What to produce —
Leave out the pictures; transcribe all else exactly.

# start of Recorded information

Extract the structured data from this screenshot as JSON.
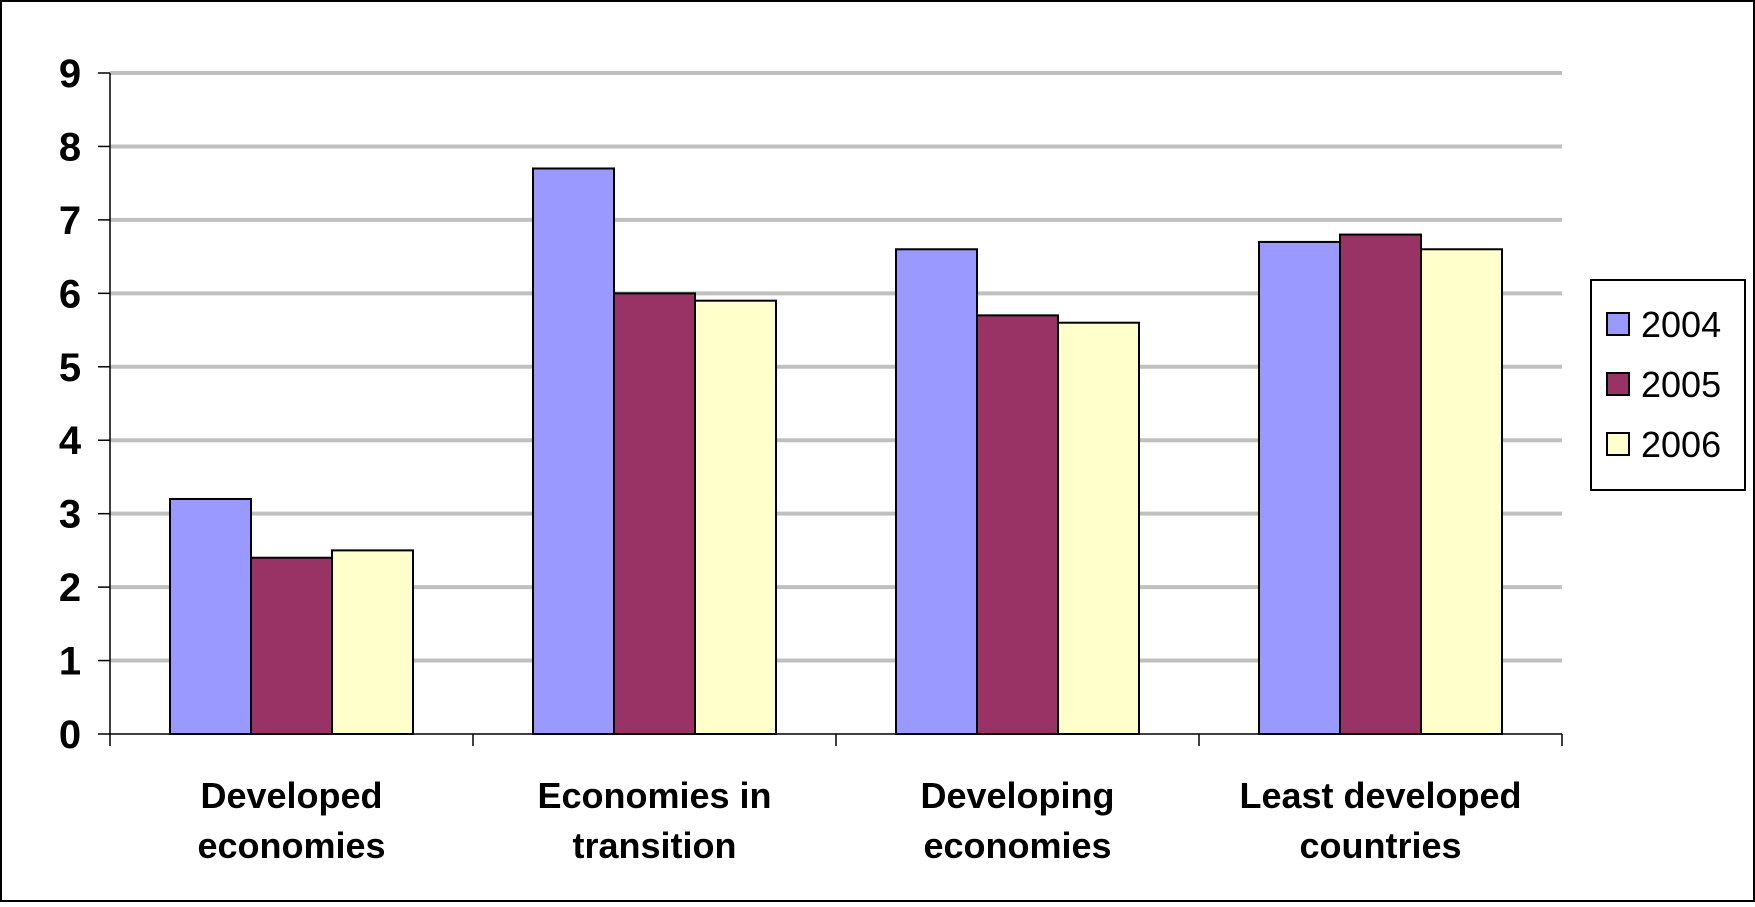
{
  "chart_data": {
    "type": "bar",
    "title": "",
    "xlabel": "",
    "ylabel": "",
    "categories": [
      [
        "Developed",
        "economies"
      ],
      [
        "Economies in",
        "transition"
      ],
      [
        "Developing",
        "economies"
      ],
      [
        "Least developed",
        "countries"
      ]
    ],
    "series": [
      {
        "name": "2004",
        "color": "#9999ff",
        "values": [
          3.2,
          7.7,
          6.6,
          6.7
        ]
      },
      {
        "name": "2005",
        "color": "#993366",
        "values": [
          2.4,
          6.0,
          5.7,
          6.8
        ]
      },
      {
        "name": "2006",
        "color": "#ffffcc",
        "values": [
          2.5,
          5.9,
          5.6,
          6.6
        ]
      }
    ],
    "ylim": [
      0,
      9
    ],
    "yticks": [
      0,
      1,
      2,
      3,
      4,
      5,
      6,
      7,
      8,
      9
    ],
    "grid": true,
    "legend_position": "right"
  }
}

# end of Recorded information

The output —
Extract the structured data from this screenshot as JSON.
{
  "chart_data": {
    "type": "bar",
    "title": "",
    "xlabel": "",
    "ylabel": "",
    "categories": [
      [
        "Developed",
        "economies"
      ],
      [
        "Economies in",
        "transition"
      ],
      [
        "Developing",
        "economies"
      ],
      [
        "Least developed",
        "countries"
      ]
    ],
    "series": [
      {
        "name": "2004",
        "color": "#9999ff",
        "values": [
          3.2,
          7.7,
          6.6,
          6.7
        ]
      },
      {
        "name": "2005",
        "color": "#993366",
        "values": [
          2.4,
          6.0,
          5.7,
          6.8
        ]
      },
      {
        "name": "2006",
        "color": "#ffffcc",
        "values": [
          2.5,
          5.9,
          5.6,
          6.6
        ]
      }
    ],
    "ylim": [
      0,
      9
    ],
    "yticks": [
      0,
      1,
      2,
      3,
      4,
      5,
      6,
      7,
      8,
      9
    ],
    "grid": true,
    "legend_position": "right"
  }
}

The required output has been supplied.